Source data:
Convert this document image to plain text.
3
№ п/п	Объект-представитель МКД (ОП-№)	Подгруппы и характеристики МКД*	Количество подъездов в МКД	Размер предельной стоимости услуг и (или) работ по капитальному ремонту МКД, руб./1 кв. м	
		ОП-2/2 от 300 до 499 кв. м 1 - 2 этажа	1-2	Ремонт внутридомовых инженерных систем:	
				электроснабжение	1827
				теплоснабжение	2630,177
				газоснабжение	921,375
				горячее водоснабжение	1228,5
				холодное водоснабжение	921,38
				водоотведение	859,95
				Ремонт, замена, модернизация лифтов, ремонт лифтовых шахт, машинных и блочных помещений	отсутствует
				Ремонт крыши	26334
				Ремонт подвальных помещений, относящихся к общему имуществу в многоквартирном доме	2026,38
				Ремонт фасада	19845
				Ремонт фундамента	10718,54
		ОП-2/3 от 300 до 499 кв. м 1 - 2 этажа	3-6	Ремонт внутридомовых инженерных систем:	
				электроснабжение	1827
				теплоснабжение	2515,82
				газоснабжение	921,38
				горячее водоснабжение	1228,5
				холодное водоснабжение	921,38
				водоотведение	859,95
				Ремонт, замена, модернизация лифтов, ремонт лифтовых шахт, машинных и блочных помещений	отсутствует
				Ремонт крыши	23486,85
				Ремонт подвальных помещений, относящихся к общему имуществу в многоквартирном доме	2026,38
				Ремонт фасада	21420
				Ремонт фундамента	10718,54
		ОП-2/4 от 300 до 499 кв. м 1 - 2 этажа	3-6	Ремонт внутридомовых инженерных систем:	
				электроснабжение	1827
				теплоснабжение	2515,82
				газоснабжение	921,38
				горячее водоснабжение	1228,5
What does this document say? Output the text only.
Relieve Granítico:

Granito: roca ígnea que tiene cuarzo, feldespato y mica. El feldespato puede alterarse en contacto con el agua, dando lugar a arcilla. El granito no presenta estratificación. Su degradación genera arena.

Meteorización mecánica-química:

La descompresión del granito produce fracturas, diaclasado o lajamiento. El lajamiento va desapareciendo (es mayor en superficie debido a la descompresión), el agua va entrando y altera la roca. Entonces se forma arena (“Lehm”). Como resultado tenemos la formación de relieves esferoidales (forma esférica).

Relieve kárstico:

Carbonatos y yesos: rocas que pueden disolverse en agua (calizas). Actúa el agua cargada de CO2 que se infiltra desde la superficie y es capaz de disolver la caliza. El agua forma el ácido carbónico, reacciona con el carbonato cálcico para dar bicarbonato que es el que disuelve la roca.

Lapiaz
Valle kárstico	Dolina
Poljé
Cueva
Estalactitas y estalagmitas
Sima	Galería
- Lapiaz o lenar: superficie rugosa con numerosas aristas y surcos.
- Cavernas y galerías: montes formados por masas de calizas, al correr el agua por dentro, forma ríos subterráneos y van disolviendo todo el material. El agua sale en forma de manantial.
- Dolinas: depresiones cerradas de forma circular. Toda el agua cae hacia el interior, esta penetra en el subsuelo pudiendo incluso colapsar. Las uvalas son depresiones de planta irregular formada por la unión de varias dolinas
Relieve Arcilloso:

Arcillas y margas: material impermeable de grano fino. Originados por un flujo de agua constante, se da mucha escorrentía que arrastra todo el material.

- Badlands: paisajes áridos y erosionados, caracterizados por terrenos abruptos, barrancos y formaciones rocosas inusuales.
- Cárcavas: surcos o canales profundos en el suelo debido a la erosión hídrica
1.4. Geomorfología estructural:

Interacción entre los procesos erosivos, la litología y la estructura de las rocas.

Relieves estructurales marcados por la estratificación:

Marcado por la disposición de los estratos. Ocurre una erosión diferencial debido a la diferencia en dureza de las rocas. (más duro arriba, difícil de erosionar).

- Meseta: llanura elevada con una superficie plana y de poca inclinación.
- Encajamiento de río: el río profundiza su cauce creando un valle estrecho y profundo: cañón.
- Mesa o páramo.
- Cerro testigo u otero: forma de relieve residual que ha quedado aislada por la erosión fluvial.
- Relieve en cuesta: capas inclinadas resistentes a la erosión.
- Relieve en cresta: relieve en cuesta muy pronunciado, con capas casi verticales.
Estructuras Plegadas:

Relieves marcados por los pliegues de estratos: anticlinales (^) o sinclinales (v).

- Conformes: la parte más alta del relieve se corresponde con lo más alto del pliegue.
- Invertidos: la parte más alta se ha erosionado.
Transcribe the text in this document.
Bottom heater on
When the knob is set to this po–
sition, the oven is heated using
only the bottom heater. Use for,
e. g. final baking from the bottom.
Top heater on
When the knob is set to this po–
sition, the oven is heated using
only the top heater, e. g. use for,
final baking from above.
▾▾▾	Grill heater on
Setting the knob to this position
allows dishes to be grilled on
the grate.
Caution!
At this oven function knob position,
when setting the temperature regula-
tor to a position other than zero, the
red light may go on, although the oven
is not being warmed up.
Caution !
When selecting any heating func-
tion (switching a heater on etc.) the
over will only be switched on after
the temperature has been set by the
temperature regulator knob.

Your objective:
From the records above, extract every entry exactly as given.

Response below:
Convert this document image to plain text.
3
№ п/п	Объект-представитель МКД (ОП-№)	Подгруппы и характеристики МКД*	Количество подъездов в МКД	Размер предельной стоимости услуг и (или) работ по капитальному ремонту МКД, руб./1 кв. м	
		ОП-2/2 от 300 до 499 кв. м 1 - 2 этажа	1-2	Ремонт внутридомовых инженерных систем:	
				электроснабжение	1827
				теплоснабжение	2630,177
				газоснабжение	921,375
				горячее водоснабжение	1228,5
				холодное водоснабжение	921,38
				водоотведение	859,95
				Ремонт, замена, модернизация лифтов, ремонт лифтовых шахт, машинных и блочных помещений	отсутствует
				Ремонт крыши	26334
				Ремонт подвальных помещений, относящихся к общему имуществу в многоквартирном доме	2026,38
				Ремонт фасада	19845
				Ремонт фундамента	10718,54
		ОП-2/3 от 300 до 499 кв. м 1 - 2 этажа	3-6	Ремонт внутридомовых инженерных систем:	
				электроснабжение	1827
				теплоснабжение	2515,82
				газоснабжение	921,38
				горячее водоснабжение	1228,5
				холодное водоснабжение	921,38
				водоотведение	859,95
				Ремонт, замена, модернизация лифтов, ремонт лифтовых шахт, машинных и блочных помещений	отсутствует
				Ремонт крыши	23486,85
				Ремонт подвальных помещений, относящихся к общему имуществу в многоквартирном доме	2026,38
				Ремонт фасада	21420
				Ремонт фундамента	10718,54
		ОП-2/4 от 300 до 499 кв. м 1 - 2 этажа	3-6	Ремонт внутридомовых инженерных систем:	
				электроснабжение	1827
				теплоснабжение	2515,82
				газоснабжение	921,38
				горячее водоснабжение	1228,5
What does this document say? Output the text only.
Relieve Granítico:

Granito: roca ígnea que tiene cuarzo, feldespato y mica. El feldespato puede alterarse en contacto con el agua, dando lugar a arcilla. El granito no presenta estratificación. Su degradación genera arena.

Meteorización mecánica-química:

La descompresión del granito produce fracturas, diaclasado o lajamiento. El lajamiento va desapareciendo (es mayor en superficie debido a la descompresión), el agua va entrando y altera la roca. Entonces se forma arena (“Lehm”). Como resultado tenemos la formación de relieves esferoidales (forma esférica).

Relieve kárstico:

Carbonatos y yesos: rocas que pueden disolverse en agua (calizas). Actúa el agua cargada de CO2 que se infiltra desde la superficie y es capaz de disolver la caliza. El agua forma el ácido carbónico, reacciona con el carbonato cálcico para dar bicarbonato que es el que disuelve la roca.

Lapiaz
Valle kárstico	Dolina
Poljé
Cueva
Estalactitas y estalagmitas
Sima	Galería
- Lapiaz o lenar: superficie rugosa con numerosas aristas y surcos.
- Cavernas y galerías: montes formados por masas de calizas, al correr el agua por dentro, forma ríos subterráneos y van disolviendo todo el material. El agua sale en forma de manantial.
- Dolinas: depresiones cerradas de forma circular. Toda el agua cae hacia el interior, esta penetra en el subsuelo pudiendo incluso colapsar. Las uvalas son depresiones de planta irregular formada por la unión de varias dolinas
Relieve Arcilloso:

Arcillas y margas: material impermeable de grano fino. Originados por un flujo de agua constante, se da mucha escorrentía que arrastra todo el material.

- Badlands: paisajes áridos y erosionados, caracterizados por terrenos abruptos, barrancos y formaciones rocosas inusuales.
- Cárcavas: surcos o canales profundos en el suelo debido a la erosión hídrica
1.4. Geomorfología estructural:

Interacción entre los procesos erosivos, la litología y la estructura de las rocas.

Relieves estructurales marcados por la estratificación:

Marcado por la disposición de los estratos. Ocurre una erosión diferencial debido a la diferencia en dureza de las rocas. (más duro arriba, difícil de erosionar).

- Meseta: llanura elevada con una superficie plana y de poca inclinación.
- Encajamiento de río: el río profundiza su cauce creando un valle estrecho y profundo: cañón.
- Mesa o páramo.
- Cerro testigo u otero: forma de relieve residual que ha quedado aislada por la erosión fluvial.
- Relieve en cuesta: capas inclinadas resistentes a la erosión.
- Relieve en cresta: relieve en cuesta muy pronunciado, con capas casi verticales.
Estructuras Plegadas:

Relieves marcados por los pliegues de estratos: anticlinales (^) o sinclinales (v).

- Conformes: la parte más alta del relieve se corresponde con lo más alto del pliegue.
- Invertidos: la parte más alta se ha erosionado.
Transcribe the text in this document.
Bottom heater on
When the knob is set to this po–
sition, the oven is heated using
only the bottom heater. Use for,
e. g. final baking from the bottom.
Top heater on
When the knob is set to this po–
sition, the oven is heated using
only the top heater, e. g. use for,
final baking from above.
▾▾▾	Grill heater on
Setting the knob to this position
allows dishes to be grilled on
the grate.
Caution!
At this oven function knob position,
when setting the temperature regula-
tor to a position other than zero, the
red light may go on, although the oven
is not being warmed up.
Caution !
When selecting any heating func-
tion (switching a heater on etc.) the
over will only be switched on after
the temperature has been set by the
temperature regulator knob.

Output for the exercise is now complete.